EXERCISE MATERIAL:

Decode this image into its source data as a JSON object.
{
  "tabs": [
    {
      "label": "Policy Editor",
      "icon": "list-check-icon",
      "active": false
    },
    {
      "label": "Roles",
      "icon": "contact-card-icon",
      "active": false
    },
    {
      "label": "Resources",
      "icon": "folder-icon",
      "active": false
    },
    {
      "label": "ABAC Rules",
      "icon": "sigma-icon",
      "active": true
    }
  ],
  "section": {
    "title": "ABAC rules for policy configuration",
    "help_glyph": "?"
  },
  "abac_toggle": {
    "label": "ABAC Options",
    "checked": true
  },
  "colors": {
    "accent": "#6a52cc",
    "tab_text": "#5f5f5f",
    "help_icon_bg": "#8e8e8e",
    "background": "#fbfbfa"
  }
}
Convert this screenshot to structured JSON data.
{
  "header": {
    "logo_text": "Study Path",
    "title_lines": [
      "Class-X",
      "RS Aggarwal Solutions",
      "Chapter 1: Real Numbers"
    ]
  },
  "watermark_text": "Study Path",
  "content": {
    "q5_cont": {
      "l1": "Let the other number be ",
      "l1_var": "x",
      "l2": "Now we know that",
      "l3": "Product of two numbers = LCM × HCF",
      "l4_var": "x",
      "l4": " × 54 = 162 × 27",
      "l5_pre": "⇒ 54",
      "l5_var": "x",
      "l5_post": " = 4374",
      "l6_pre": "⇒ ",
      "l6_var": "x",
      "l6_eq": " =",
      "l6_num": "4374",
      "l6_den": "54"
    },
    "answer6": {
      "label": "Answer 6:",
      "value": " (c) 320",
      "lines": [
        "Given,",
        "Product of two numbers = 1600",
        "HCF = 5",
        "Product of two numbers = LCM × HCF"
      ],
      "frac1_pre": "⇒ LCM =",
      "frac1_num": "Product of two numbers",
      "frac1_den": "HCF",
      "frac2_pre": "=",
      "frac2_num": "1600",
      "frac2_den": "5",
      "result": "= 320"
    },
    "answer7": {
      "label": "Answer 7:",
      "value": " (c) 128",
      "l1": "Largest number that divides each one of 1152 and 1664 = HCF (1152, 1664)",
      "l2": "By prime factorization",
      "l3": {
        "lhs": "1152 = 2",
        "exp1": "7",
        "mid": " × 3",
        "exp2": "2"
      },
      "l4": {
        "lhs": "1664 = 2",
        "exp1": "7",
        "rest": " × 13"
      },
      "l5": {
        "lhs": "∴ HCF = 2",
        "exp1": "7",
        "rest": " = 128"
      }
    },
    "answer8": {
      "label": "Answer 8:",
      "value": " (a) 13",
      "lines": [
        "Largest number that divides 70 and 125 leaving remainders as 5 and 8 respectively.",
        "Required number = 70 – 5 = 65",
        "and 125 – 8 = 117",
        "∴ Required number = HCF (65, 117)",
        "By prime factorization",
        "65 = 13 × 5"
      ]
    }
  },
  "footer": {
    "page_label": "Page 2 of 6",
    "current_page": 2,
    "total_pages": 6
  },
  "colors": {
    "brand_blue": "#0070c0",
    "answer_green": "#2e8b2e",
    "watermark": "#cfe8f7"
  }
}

DIRECTIONS FOR THIS TASK:
Where a line above holds the string "divides", show that line.

OUTPUT BELOW:
      "l1": "Largest number that divides each one of 1152 and 1664 = HCF (1152, 1664)",
        "Largest number that divides 70 and 125 leaving remainders as 5 and 8 respectively.",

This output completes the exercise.